# [CHALLENGE]
Transcribe all of the material below word for word and leave out its pictures.

# [DATA TO PROCESS]
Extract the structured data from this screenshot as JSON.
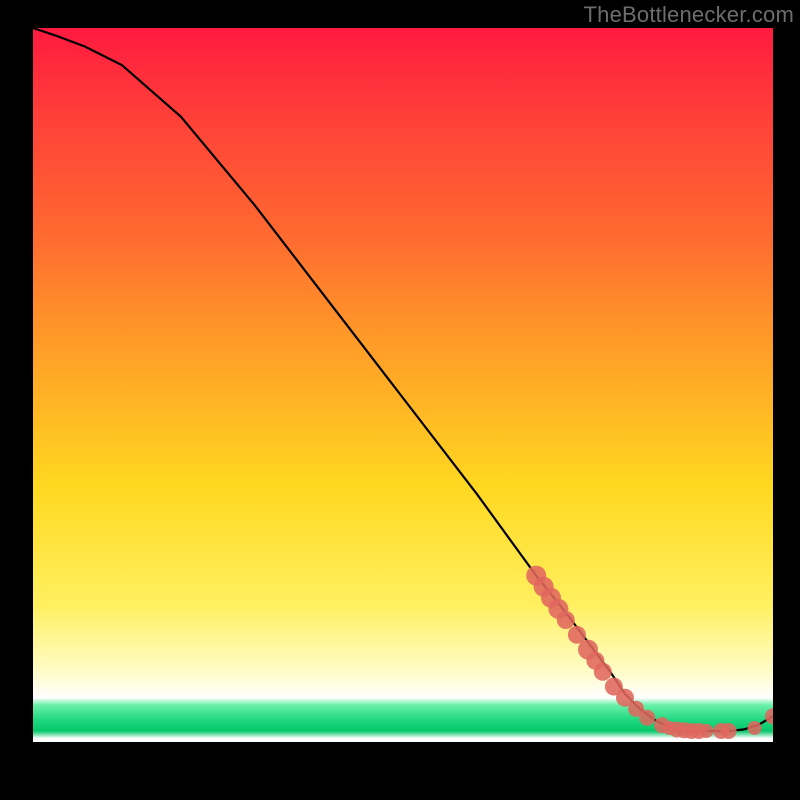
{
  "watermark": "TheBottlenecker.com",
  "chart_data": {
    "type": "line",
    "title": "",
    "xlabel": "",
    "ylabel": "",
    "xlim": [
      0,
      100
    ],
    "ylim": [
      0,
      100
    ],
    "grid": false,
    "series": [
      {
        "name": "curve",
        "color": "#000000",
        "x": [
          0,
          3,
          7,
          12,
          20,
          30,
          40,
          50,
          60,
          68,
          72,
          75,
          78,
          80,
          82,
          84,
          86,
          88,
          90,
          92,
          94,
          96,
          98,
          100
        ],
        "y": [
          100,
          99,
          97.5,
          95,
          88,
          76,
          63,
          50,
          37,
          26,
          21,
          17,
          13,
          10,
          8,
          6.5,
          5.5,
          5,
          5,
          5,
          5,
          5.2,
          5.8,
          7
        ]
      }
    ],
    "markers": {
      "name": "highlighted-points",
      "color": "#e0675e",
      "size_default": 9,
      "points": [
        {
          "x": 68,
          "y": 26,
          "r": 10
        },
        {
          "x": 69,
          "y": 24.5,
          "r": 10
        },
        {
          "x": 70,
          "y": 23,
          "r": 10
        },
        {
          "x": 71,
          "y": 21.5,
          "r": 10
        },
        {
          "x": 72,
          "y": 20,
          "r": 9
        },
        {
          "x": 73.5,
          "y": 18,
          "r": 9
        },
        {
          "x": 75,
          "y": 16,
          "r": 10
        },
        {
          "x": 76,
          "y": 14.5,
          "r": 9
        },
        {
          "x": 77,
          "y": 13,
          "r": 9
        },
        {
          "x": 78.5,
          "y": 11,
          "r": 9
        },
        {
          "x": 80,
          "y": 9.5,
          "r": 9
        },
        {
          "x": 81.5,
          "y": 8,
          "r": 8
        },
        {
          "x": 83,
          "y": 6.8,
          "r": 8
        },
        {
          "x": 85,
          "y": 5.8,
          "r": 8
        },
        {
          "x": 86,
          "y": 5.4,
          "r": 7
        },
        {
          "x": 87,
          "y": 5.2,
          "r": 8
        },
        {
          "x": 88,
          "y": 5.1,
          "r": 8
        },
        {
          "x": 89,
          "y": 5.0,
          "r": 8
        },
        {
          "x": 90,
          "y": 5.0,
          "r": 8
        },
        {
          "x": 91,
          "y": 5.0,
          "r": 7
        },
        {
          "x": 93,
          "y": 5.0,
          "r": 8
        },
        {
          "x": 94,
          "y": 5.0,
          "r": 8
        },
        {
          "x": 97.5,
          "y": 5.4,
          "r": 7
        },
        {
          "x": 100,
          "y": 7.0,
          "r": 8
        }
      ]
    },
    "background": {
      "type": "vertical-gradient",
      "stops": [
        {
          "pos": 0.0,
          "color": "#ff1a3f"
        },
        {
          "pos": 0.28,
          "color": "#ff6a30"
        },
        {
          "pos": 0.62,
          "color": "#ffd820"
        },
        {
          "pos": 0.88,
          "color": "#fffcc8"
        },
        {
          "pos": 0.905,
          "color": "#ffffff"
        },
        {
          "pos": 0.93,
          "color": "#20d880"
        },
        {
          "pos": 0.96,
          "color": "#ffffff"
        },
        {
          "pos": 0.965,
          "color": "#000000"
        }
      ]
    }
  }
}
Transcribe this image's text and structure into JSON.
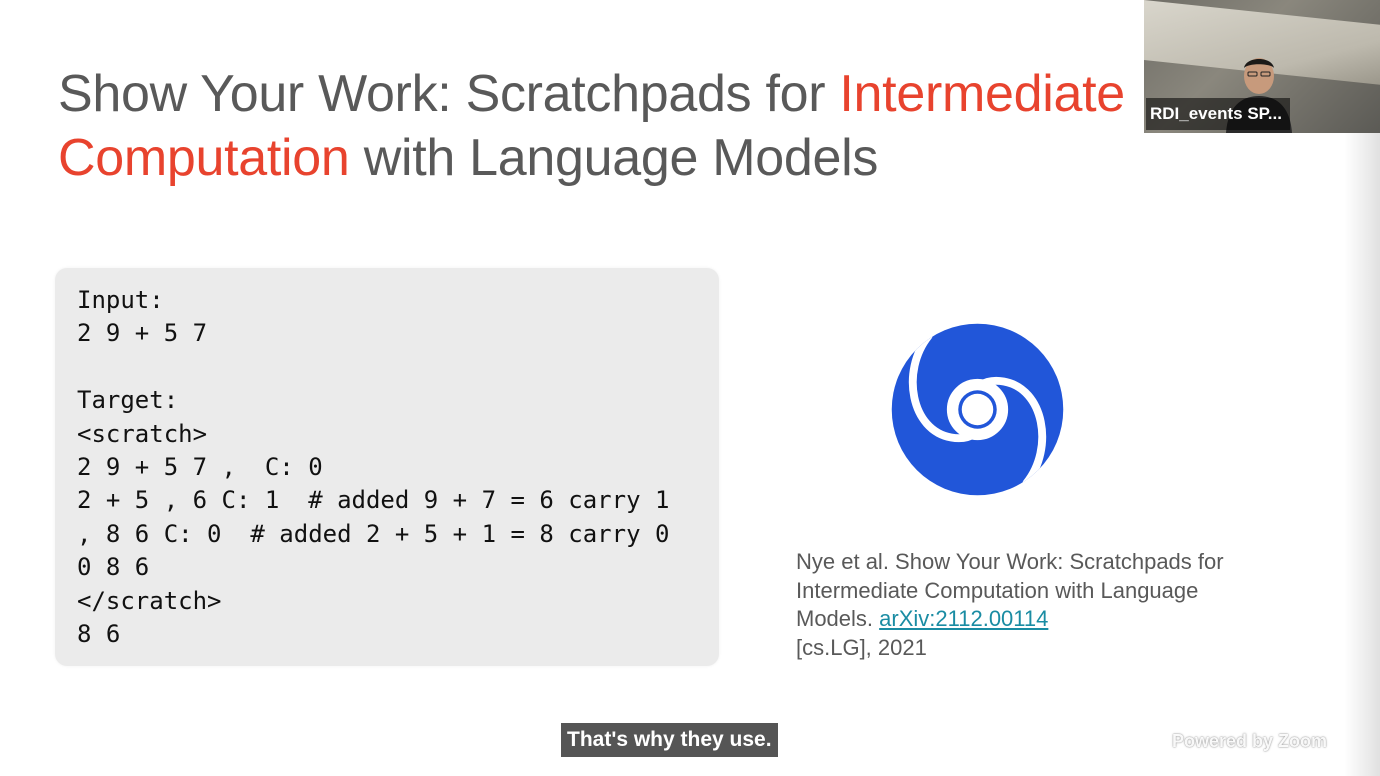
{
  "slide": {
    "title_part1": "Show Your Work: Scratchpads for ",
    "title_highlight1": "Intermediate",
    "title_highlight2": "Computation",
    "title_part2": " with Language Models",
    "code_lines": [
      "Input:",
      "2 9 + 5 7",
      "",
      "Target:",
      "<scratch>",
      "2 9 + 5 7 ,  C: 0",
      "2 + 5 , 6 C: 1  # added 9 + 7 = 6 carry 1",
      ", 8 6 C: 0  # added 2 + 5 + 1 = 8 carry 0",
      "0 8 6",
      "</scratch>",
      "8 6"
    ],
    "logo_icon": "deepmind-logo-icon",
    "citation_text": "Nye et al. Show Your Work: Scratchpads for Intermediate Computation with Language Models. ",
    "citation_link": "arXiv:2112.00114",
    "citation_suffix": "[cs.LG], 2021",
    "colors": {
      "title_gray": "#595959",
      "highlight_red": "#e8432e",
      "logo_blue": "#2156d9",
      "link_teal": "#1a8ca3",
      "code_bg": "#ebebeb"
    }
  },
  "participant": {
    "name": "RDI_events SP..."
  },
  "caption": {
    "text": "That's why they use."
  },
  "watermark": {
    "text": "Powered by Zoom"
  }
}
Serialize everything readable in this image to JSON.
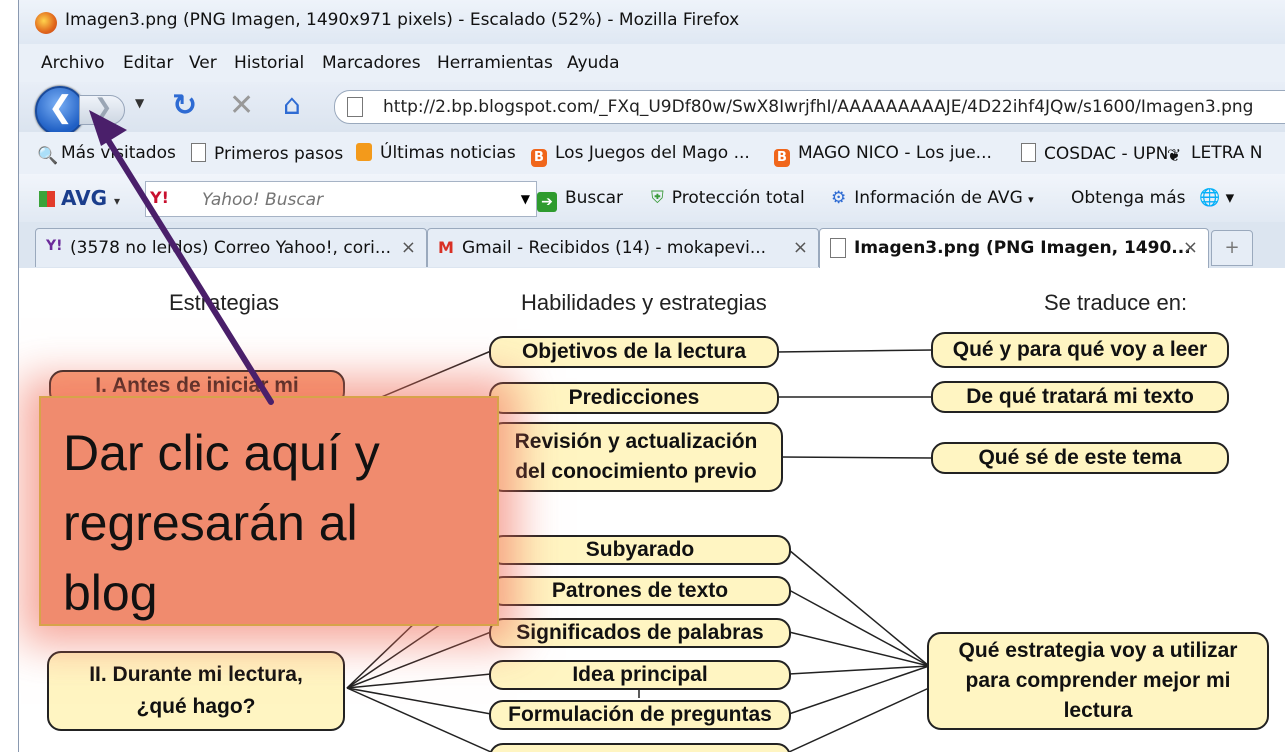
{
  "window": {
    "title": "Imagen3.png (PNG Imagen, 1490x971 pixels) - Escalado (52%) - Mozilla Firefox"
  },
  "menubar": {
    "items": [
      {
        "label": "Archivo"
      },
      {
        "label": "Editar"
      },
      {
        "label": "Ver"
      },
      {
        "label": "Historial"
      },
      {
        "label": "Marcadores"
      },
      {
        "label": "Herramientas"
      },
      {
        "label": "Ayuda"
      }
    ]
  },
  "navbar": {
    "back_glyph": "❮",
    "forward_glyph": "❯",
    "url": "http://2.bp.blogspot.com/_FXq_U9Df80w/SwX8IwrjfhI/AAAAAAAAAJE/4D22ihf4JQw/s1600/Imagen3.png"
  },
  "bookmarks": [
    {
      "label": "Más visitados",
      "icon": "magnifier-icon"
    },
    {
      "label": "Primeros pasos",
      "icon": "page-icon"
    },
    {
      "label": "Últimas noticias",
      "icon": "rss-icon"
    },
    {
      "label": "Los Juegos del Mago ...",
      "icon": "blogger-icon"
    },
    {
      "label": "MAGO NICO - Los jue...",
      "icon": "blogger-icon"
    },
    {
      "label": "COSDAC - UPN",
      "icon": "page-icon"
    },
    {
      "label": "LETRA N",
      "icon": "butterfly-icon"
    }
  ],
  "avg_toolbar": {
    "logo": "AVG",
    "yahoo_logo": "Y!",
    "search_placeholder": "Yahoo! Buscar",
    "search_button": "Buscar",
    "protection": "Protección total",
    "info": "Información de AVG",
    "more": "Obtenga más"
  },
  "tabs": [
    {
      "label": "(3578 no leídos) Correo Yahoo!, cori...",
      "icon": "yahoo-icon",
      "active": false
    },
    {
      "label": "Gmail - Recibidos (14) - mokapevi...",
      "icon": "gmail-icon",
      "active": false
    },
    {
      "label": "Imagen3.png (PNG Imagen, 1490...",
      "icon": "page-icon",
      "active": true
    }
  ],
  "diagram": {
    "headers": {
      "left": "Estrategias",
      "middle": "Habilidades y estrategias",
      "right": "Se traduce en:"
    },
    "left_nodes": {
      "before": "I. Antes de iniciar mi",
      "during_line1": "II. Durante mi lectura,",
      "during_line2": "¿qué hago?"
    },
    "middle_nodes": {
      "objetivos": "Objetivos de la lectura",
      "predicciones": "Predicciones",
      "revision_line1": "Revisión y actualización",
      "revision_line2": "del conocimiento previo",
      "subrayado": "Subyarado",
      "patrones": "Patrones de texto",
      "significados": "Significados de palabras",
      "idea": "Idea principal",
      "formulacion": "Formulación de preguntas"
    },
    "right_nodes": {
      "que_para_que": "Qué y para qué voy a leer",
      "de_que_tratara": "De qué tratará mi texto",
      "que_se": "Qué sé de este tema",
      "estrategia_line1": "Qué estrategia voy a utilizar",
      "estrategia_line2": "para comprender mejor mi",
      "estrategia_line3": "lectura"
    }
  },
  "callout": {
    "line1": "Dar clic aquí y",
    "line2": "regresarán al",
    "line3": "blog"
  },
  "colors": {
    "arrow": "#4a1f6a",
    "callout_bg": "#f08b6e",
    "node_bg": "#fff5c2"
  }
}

# [RESPONSE BELOW]
Extract the structured data from this screenshot as JSON.
{
  "watermark": "TheBottlenecker.com",
  "chart_data": {
    "type": "line",
    "title": "",
    "xlabel": "",
    "ylabel": "",
    "xlim": [
      0,
      100
    ],
    "ylim": [
      0,
      100
    ],
    "grid": false,
    "series": [
      {
        "name": "curve",
        "color": "#000000",
        "x": [
          0,
          3,
          7,
          12,
          20,
          30,
          40,
          50,
          60,
          68,
          72,
          75,
          78,
          80,
          82,
          84,
          86,
          88,
          90,
          92,
          94,
          96,
          98,
          100
        ],
        "y": [
          100,
          99,
          97.5,
          95,
          88,
          76,
          63,
          50,
          37,
          26,
          21,
          17,
          13,
          10,
          8,
          6.5,
          5.5,
          5,
          5,
          5,
          5,
          5.2,
          5.8,
          7
        ]
      }
    ],
    "markers": {
      "name": "highlighted-points",
      "color": "#e0675e",
      "size_default": 9,
      "points": [
        {
          "x": 68,
          "y": 26,
          "r": 10
        },
        {
          "x": 69,
          "y": 24.5,
          "r": 10
        },
        {
          "x": 70,
          "y": 23,
          "r": 10
        },
        {
          "x": 71,
          "y": 21.5,
          "r": 10
        },
        {
          "x": 72,
          "y": 20,
          "r": 9
        },
        {
          "x": 73.5,
          "y": 18,
          "r": 9
        },
        {
          "x": 75,
          "y": 16,
          "r": 10
        },
        {
          "x": 76,
          "y": 14.5,
          "r": 9
        },
        {
          "x": 77,
          "y": 13,
          "r": 9
        },
        {
          "x": 78.5,
          "y": 11,
          "r": 9
        },
        {
          "x": 80,
          "y": 9.5,
          "r": 9
        },
        {
          "x": 81.5,
          "y": 8,
          "r": 8
        },
        {
          "x": 83,
          "y": 6.8,
          "r": 8
        },
        {
          "x": 85,
          "y": 5.8,
          "r": 8
        },
        {
          "x": 86,
          "y": 5.4,
          "r": 7
        },
        {
          "x": 87,
          "y": 5.2,
          "r": 8
        },
        {
          "x": 88,
          "y": 5.1,
          "r": 8
        },
        {
          "x": 89,
          "y": 5.0,
          "r": 8
        },
        {
          "x": 90,
          "y": 5.0,
          "r": 8
        },
        {
          "x": 91,
          "y": 5.0,
          "r": 7
        },
        {
          "x": 93,
          "y": 5.0,
          "r": 8
        },
        {
          "x": 94,
          "y": 5.0,
          "r": 8
        },
        {
          "x": 97.5,
          "y": 5.4,
          "r": 7
        },
        {
          "x": 100,
          "y": 7.0,
          "r": 8
        }
      ]
    },
    "background": {
      "type": "vertical-gradient",
      "stops": [
        {
          "pos": 0.0,
          "color": "#ff1a3f"
        },
        {
          "pos": 0.28,
          "color": "#ff6a30"
        },
        {
          "pos": 0.62,
          "color": "#ffd820"
        },
        {
          "pos": 0.88,
          "color": "#fffcc8"
        },
        {
          "pos": 0.905,
          "color": "#ffffff"
        },
        {
          "pos": 0.93,
          "color": "#20d880"
        },
        {
          "pos": 0.96,
          "color": "#ffffff"
        },
        {
          "pos": 0.965,
          "color": "#000000"
        }
      ]
    }
  }
}
Transcribe this image's text and structure into JSON.
{
  "slide": {
    "title_part1": "Show Your Work: Scratchpads for ",
    "title_highlight1": "Intermediate",
    "title_highlight2": "Computation",
    "title_part2": " with Language Models",
    "code_lines": [
      "Input:",
      "2 9 + 5 7",
      "",
      "Target:",
      "<scratch>",
      "2 9 + 5 7 ,  C: 0",
      "2 + 5 , 6 C: 1  # added 9 + 7 = 6 carry 1",
      ", 8 6 C: 0  # added 2 + 5 + 1 = 8 carry 0",
      "0 8 6",
      "</scratch>",
      "8 6"
    ],
    "logo_icon": "deepmind-logo-icon",
    "citation_text": "Nye et al. Show Your Work: Scratchpads for Intermediate Computation with Language Models. ",
    "citation_link": "arXiv:2112.00114",
    "citation_suffix": "[cs.LG], 2021",
    "colors": {
      "title_gray": "#595959",
      "highlight_red": "#e8432e",
      "logo_blue": "#2156d9",
      "link_teal": "#1a8ca3",
      "code_bg": "#ebebeb"
    }
  },
  "participant": {
    "name": "RDI_events SP..."
  },
  "caption": {
    "text": "That's why they use."
  },
  "watermark": {
    "text": "Powered by Zoom"
  }
}
Serialize everything readable in this image to JSON.
{
  "window": {
    "title": "Imagen3.png (PNG Imagen, 1490x971 pixels) - Escalado (52%) - Mozilla Firefox"
  },
  "menubar": {
    "items": [
      {
        "label": "Archivo"
      },
      {
        "label": "Editar"
      },
      {
        "label": "Ver"
      },
      {
        "label": "Historial"
      },
      {
        "label": "Marcadores"
      },
      {
        "label": "Herramientas"
      },
      {
        "label": "Ayuda"
      }
    ]
  },
  "navbar": {
    "back_glyph": "❮",
    "forward_glyph": "❯",
    "url": "http://2.bp.blogspot.com/_FXq_U9Df80w/SwX8IwrjfhI/AAAAAAAAAJE/4D22ihf4JQw/s1600/Imagen3.png"
  },
  "bookmarks": [
    {
      "label": "Más visitados",
      "icon": "magnifier-icon"
    },
    {
      "label": "Primeros pasos",
      "icon": "page-icon"
    },
    {
      "label": "Últimas noticias",
      "icon": "rss-icon"
    },
    {
      "label": "Los Juegos del Mago ...",
      "icon": "blogger-icon"
    },
    {
      "label": "MAGO NICO - Los jue...",
      "icon": "blogger-icon"
    },
    {
      "label": "COSDAC - UPN",
      "icon": "page-icon"
    },
    {
      "label": "LETRA N",
      "icon": "butterfly-icon"
    }
  ],
  "avg_toolbar": {
    "logo": "AVG",
    "yahoo_logo": "Y!",
    "search_placeholder": "Yahoo! Buscar",
    "search_button": "Buscar",
    "protection": "Protección total",
    "info": "Información de AVG",
    "more": "Obtenga más"
  },
  "tabs": [
    {
      "label": "(3578 no leídos) Correo Yahoo!, cori...",
      "icon": "yahoo-icon",
      "active": false
    },
    {
      "label": "Gmail - Recibidos (14) - mokapevi...",
      "icon": "gmail-icon",
      "active": false
    },
    {
      "label": "Imagen3.png (PNG Imagen, 1490...",
      "icon": "page-icon",
      "active": true
    }
  ],
  "diagram": {
    "headers": {
      "left": "Estrategias",
      "middle": "Habilidades y estrategias",
      "right": "Se traduce en:"
    },
    "left_nodes": {
      "before": "I. Antes de iniciar mi",
      "during_line1": "II. Durante mi lectura,",
      "during_line2": "¿qué hago?"
    },
    "middle_nodes": {
      "objetivos": "Objetivos de la lectura",
      "predicciones": "Predicciones",
      "revision_line1": "Revisión y actualización",
      "revision_line2": "del conocimiento previo",
      "subrayado": "Subyarado",
      "patrones": "Patrones de texto",
      "significados": "Significados de palabras",
      "idea": "Idea principal",
      "formulacion": "Formulación de preguntas"
    },
    "right_nodes": {
      "que_para_que": "Qué y para qué voy a leer",
      "de_que_tratara": "De qué tratará mi texto",
      "que_se": "Qué sé de este tema",
      "estrategia_line1": "Qué estrategia voy a utilizar",
      "estrategia_line2": "para comprender mejor mi",
      "estrategia_line3": "lectura"
    }
  },
  "callout": {
    "line1": "Dar clic aquí y",
    "line2": "regresarán al",
    "line3": "blog"
  },
  "colors": {
    "arrow": "#4a1f6a",
    "callout_bg": "#f08b6e",
    "node_bg": "#fff5c2"
  }
}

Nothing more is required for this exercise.